-- Start SUPPLIED INFORMATION --

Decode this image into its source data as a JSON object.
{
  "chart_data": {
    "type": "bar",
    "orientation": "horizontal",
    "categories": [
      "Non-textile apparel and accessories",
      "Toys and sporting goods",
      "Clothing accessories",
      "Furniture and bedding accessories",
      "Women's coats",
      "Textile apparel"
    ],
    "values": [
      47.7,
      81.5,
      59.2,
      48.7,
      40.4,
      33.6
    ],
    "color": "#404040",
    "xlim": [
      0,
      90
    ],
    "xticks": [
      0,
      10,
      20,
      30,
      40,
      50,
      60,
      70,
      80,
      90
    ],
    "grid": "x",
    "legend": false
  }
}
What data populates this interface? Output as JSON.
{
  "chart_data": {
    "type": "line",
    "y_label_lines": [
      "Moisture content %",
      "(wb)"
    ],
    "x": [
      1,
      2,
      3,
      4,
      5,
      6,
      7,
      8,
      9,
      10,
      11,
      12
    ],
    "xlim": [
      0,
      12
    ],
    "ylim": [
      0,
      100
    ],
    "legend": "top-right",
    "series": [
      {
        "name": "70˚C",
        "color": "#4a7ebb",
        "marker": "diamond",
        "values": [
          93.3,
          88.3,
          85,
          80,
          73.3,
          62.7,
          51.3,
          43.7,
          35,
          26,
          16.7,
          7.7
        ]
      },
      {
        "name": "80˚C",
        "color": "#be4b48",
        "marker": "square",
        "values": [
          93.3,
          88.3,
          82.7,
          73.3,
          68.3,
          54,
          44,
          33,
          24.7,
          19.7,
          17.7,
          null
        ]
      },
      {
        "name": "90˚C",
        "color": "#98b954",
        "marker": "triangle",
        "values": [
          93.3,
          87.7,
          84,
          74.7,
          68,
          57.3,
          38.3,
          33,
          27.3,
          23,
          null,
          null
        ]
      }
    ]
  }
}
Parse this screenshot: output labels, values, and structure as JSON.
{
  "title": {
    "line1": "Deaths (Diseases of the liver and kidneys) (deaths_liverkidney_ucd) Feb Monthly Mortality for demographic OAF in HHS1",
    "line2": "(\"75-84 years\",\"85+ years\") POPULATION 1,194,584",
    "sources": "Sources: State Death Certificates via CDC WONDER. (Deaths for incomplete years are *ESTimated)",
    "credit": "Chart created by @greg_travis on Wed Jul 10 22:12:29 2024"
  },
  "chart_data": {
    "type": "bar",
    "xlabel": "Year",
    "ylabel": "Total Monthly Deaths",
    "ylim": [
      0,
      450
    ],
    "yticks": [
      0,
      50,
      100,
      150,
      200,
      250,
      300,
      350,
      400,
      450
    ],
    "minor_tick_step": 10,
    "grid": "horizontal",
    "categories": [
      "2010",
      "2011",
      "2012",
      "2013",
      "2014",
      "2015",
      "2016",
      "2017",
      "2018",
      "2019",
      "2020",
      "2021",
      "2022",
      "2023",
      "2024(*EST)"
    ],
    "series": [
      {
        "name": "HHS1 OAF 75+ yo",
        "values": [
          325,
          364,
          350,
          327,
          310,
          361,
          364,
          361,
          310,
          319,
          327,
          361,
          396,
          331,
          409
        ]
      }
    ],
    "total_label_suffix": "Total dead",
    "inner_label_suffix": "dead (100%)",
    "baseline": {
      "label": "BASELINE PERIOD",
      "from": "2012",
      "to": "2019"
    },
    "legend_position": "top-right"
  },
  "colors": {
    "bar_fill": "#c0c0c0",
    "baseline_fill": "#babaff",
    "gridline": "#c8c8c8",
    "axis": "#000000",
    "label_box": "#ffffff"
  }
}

-- End SUPPLIED INFORMATION --

- _EXERCISE AIM_
Return the listing above in full, character for character.

- _RESULT FOR THIS EXERCISE_
Decode this image into its source data as a JSON object.
{
  "chart_data": {
    "type": "bar",
    "orientation": "horizontal",
    "categories": [
      "Non-textile apparel and accessories",
      "Toys and sporting goods",
      "Clothing accessories",
      "Furniture and bedding accessories",
      "Women's coats",
      "Textile apparel"
    ],
    "values": [
      47.7,
      81.5,
      59.2,
      48.7,
      40.4,
      33.6
    ],
    "color": "#404040",
    "xlim": [
      0,
      90
    ],
    "xticks": [
      0,
      10,
      20,
      30,
      40,
      50,
      60,
      70,
      80,
      90
    ],
    "grid": "x",
    "legend": false
  }
}
What data populates this interface? Output as JSON.
{
  "chart_data": {
    "type": "line",
    "y_label_lines": [
      "Moisture content %",
      "(wb)"
    ],
    "x": [
      1,
      2,
      3,
      4,
      5,
      6,
      7,
      8,
      9,
      10,
      11,
      12
    ],
    "xlim": [
      0,
      12
    ],
    "ylim": [
      0,
      100
    ],
    "legend": "top-right",
    "series": [
      {
        "name": "70˚C",
        "color": "#4a7ebb",
        "marker": "diamond",
        "values": [
          93.3,
          88.3,
          85,
          80,
          73.3,
          62.7,
          51.3,
          43.7,
          35,
          26,
          16.7,
          7.7
        ]
      },
      {
        "name": "80˚C",
        "color": "#be4b48",
        "marker": "square",
        "values": [
          93.3,
          88.3,
          82.7,
          73.3,
          68.3,
          54,
          44,
          33,
          24.7,
          19.7,
          17.7,
          null
        ]
      },
      {
        "name": "90˚C",
        "color": "#98b954",
        "marker": "triangle",
        "values": [
          93.3,
          87.7,
          84,
          74.7,
          68,
          57.3,
          38.3,
          33,
          27.3,
          23,
          null,
          null
        ]
      }
    ]
  }
}
Parse this screenshot: output labels, values, and structure as JSON.
{
  "title": {
    "line1": "Deaths (Diseases of the liver and kidneys) (deaths_liverkidney_ucd) Feb Monthly Mortality for demographic OAF in HHS1",
    "line2": "(\"75-84 years\",\"85+ years\") POPULATION 1,194,584",
    "sources": "Sources: State Death Certificates via CDC WONDER. (Deaths for incomplete years are *ESTimated)",
    "credit": "Chart created by @greg_travis on Wed Jul 10 22:12:29 2024"
  },
  "chart_data": {
    "type": "bar",
    "xlabel": "Year",
    "ylabel": "Total Monthly Deaths",
    "ylim": [
      0,
      450
    ],
    "yticks": [
      0,
      50,
      100,
      150,
      200,
      250,
      300,
      350,
      400,
      450
    ],
    "minor_tick_step": 10,
    "grid": "horizontal",
    "categories": [
      "2010",
      "2011",
      "2012",
      "2013",
      "2014",
      "2015",
      "2016",
      "2017",
      "2018",
      "2019",
      "2020",
      "2021",
      "2022",
      "2023",
      "2024(*EST)"
    ],
    "series": [
      {
        "name": "HHS1 OAF 75+ yo",
        "values": [
          325,
          364,
          350,
          327,
          310,
          361,
          364,
          361,
          310,
          319,
          327,
          361,
          396,
          331,
          409
        ]
      }
    ],
    "total_label_suffix": "Total dead",
    "inner_label_suffix": "dead (100%)",
    "baseline": {
      "label": "BASELINE PERIOD",
      "from": "2012",
      "to": "2019"
    },
    "legend_position": "top-right"
  },
  "colors": {
    "bar_fill": "#c0c0c0",
    "baseline_fill": "#babaff",
    "gridline": "#c8c8c8",
    "axis": "#000000",
    "label_box": "#ffffff"
  }
}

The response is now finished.